'''
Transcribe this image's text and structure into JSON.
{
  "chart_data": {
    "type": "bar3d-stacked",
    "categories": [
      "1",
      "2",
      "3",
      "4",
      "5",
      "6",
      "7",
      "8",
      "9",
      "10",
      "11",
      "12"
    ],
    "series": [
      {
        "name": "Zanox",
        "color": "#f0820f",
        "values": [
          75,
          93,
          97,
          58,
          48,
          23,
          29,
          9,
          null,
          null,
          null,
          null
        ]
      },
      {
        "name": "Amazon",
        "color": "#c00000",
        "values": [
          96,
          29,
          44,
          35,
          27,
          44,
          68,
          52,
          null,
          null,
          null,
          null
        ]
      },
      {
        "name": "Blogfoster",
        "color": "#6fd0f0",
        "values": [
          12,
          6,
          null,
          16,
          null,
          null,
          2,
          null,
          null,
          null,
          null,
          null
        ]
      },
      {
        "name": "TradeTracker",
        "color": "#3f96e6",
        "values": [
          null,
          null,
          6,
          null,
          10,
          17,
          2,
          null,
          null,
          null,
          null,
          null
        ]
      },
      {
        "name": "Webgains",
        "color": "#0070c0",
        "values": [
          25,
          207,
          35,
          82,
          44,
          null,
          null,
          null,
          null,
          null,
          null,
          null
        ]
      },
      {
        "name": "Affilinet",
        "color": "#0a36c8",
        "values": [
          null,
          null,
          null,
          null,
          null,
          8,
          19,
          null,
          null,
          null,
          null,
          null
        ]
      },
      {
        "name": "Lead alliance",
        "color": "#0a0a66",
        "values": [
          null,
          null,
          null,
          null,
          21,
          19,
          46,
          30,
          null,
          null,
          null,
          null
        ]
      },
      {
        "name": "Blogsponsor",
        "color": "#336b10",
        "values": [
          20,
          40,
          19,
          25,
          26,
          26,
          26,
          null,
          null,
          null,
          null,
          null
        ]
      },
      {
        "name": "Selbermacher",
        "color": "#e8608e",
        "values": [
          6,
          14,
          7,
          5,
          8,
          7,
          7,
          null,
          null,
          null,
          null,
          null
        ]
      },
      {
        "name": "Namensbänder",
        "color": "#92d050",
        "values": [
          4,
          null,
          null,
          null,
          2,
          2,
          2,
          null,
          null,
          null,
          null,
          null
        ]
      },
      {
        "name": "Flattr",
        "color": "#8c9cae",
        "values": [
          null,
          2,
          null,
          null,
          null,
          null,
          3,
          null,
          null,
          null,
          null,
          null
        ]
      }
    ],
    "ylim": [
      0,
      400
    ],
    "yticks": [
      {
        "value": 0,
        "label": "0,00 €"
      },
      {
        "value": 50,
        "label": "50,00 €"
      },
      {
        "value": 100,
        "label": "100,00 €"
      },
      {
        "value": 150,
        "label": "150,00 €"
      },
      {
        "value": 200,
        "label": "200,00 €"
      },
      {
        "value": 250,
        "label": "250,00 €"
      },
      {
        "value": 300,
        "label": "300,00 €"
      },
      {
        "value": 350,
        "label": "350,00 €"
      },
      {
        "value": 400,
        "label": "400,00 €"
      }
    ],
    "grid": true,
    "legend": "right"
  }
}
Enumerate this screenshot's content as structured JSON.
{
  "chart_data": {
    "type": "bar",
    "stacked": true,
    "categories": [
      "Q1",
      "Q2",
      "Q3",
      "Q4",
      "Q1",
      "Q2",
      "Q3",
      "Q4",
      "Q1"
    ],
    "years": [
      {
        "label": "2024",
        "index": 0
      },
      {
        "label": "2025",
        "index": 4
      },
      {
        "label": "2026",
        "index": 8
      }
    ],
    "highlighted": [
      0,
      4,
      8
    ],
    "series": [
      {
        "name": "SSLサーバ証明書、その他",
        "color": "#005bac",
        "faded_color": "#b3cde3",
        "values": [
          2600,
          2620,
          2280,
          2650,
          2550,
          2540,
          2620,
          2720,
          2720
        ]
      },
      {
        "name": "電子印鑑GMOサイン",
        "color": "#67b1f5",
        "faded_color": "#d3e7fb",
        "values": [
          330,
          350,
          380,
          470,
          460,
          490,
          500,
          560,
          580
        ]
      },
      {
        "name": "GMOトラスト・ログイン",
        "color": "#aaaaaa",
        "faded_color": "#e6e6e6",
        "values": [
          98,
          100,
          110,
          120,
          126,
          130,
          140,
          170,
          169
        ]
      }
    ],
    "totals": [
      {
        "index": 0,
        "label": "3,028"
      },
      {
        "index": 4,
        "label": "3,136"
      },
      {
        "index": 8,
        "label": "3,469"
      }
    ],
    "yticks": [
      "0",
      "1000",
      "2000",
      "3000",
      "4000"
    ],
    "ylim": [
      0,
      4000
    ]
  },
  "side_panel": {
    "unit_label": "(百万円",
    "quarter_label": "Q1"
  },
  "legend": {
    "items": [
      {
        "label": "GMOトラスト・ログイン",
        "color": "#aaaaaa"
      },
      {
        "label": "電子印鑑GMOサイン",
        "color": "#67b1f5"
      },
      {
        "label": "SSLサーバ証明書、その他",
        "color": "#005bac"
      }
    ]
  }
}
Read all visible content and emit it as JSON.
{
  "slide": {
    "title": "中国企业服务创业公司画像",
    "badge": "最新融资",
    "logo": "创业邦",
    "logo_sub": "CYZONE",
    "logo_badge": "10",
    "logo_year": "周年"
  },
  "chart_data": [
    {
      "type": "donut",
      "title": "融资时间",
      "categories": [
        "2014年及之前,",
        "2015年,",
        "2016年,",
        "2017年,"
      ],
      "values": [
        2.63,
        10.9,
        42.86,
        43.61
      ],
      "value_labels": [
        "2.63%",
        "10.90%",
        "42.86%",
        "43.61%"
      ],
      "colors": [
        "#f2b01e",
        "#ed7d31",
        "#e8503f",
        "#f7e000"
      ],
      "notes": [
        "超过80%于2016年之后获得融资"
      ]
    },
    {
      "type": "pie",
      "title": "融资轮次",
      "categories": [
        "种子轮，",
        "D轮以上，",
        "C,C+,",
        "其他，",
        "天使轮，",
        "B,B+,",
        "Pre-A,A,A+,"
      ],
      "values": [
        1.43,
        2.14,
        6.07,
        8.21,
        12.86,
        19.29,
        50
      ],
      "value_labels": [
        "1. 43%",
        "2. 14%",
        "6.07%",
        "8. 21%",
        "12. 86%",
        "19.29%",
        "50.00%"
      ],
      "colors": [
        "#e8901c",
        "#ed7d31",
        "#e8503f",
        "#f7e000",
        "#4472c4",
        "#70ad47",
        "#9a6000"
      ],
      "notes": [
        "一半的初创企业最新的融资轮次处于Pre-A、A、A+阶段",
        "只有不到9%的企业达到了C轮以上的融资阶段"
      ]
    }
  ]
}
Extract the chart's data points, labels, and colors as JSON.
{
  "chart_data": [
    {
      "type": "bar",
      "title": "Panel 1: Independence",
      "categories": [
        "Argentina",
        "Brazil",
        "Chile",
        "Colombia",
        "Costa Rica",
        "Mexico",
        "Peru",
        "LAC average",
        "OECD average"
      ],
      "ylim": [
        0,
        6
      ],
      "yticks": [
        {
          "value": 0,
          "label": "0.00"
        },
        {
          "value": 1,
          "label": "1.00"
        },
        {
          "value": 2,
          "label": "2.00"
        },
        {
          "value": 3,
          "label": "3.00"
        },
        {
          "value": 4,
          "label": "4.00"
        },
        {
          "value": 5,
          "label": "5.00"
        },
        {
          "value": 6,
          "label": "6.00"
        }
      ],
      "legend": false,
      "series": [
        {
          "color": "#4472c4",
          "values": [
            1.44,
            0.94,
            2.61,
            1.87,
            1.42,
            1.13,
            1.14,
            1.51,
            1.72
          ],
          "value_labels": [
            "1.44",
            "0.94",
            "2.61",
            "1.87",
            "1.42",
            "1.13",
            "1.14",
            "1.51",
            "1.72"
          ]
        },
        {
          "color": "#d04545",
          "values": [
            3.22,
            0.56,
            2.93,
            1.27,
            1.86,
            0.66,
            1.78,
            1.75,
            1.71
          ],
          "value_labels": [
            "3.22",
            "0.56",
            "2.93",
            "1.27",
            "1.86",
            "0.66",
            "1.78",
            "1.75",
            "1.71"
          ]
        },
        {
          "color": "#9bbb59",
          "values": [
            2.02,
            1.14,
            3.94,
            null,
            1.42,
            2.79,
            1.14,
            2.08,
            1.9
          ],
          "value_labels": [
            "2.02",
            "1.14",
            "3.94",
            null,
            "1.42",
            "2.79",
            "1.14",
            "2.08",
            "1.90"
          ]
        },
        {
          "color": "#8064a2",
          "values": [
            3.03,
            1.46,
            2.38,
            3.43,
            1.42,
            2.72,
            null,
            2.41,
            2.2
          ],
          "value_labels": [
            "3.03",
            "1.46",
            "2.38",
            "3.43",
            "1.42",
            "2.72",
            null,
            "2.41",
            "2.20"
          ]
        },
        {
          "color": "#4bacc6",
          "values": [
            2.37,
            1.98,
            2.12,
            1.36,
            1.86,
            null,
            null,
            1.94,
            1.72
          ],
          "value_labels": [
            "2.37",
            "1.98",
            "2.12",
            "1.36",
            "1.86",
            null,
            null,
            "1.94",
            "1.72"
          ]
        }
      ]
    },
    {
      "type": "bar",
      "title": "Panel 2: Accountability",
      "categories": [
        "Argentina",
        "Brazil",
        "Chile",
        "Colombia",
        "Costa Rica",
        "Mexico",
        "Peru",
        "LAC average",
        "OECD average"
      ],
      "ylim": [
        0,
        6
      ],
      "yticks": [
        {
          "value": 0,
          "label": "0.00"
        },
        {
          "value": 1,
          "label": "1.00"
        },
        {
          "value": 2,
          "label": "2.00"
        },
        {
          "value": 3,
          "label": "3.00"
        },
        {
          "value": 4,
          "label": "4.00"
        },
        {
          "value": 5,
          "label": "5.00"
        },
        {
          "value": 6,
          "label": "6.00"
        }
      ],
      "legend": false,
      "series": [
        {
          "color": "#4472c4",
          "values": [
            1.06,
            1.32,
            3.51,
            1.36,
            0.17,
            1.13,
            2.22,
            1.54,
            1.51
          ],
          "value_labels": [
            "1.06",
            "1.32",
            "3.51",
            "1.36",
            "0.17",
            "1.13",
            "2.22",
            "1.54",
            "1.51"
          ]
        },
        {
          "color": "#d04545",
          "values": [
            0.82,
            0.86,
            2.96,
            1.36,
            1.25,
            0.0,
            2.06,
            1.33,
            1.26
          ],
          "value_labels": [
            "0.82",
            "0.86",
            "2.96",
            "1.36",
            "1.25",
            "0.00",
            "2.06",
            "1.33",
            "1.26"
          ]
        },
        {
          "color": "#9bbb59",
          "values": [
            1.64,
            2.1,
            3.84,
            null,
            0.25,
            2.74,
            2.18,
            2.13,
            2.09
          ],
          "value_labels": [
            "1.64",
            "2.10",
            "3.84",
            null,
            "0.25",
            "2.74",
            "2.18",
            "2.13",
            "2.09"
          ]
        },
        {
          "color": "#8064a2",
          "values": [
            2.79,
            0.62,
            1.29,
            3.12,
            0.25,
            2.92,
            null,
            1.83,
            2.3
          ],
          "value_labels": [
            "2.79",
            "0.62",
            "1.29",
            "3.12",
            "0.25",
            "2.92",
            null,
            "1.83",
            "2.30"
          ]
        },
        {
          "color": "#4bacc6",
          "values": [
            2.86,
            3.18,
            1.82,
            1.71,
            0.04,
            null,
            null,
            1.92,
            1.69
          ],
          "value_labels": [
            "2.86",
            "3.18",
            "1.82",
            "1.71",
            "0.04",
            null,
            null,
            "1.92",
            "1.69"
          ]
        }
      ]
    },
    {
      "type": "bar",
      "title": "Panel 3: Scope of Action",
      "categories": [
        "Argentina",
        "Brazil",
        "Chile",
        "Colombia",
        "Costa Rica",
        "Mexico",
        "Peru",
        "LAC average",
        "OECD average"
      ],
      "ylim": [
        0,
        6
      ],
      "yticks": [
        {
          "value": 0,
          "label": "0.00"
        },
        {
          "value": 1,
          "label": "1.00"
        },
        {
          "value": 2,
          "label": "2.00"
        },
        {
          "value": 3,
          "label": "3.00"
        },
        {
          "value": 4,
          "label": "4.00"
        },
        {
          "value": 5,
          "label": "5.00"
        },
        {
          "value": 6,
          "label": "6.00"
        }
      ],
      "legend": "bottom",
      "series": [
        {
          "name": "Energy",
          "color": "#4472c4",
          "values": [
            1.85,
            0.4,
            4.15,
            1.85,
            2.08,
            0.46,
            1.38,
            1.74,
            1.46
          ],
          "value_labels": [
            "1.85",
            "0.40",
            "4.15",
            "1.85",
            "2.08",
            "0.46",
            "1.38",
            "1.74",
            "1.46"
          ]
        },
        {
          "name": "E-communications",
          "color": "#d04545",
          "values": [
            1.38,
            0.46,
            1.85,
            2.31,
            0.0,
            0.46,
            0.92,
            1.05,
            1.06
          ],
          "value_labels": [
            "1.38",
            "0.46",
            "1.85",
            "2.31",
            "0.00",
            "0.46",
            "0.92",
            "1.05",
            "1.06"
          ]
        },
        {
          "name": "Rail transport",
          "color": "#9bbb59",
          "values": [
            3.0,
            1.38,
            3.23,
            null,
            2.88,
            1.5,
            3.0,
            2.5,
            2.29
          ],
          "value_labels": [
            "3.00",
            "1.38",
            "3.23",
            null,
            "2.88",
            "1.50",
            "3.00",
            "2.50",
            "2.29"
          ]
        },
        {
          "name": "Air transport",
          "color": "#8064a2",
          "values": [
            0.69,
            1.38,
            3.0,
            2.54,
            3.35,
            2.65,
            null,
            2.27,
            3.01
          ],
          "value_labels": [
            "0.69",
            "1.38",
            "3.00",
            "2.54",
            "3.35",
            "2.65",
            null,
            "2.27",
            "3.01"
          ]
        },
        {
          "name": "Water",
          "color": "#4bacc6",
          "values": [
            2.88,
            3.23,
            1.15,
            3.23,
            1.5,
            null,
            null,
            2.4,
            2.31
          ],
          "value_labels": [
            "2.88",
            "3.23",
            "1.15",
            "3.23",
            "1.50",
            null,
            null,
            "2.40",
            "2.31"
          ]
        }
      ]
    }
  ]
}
'''
→ **WORK TO COMPLETE**:
From the records above, copy every line that holds the word "GMOトラスト".

→ **RESULT**:
        "name": "GMOトラスト・ログイン",
        "label": "GMOトラスト・ログイン",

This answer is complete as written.